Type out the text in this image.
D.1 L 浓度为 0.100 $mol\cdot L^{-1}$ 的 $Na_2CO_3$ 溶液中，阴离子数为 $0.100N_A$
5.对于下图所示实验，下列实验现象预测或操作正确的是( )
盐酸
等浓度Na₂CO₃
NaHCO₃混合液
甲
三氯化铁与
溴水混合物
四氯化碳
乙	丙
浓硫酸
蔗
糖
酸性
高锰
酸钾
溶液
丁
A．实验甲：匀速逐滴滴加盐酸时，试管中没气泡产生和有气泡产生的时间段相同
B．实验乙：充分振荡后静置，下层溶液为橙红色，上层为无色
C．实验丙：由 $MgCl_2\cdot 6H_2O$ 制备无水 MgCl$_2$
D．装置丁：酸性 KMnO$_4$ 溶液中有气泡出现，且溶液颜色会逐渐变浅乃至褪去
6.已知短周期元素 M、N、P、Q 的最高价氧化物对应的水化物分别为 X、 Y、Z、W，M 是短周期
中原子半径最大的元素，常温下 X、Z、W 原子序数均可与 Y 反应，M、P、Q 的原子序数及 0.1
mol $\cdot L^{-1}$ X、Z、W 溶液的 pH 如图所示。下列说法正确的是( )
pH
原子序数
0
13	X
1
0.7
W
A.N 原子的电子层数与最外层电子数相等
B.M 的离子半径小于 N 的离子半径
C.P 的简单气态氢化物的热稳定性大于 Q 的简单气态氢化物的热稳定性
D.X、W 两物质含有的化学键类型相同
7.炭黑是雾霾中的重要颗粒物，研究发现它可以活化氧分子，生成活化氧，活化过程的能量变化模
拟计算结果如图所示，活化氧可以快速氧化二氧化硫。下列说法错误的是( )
======
_TASK TO COMPLETE_
Find the lines above that contain the word "cdot" and collect them.

_SOLUTION TO THIS EXERCISE_
D.1 L 浓度为 0.100 $mol\cdot L^{-1}$ 的 $Na_2CO_3$ 溶液中，阴离子数为 $0.100N_A$
C．实验丙：由 $MgCl_2\cdot 6H_2O$ 制备无水 MgCl$_2$
mol $\cdot L^{-1}$ X、Z、W 溶液的 pH 如图所示。下列说法正确的是( )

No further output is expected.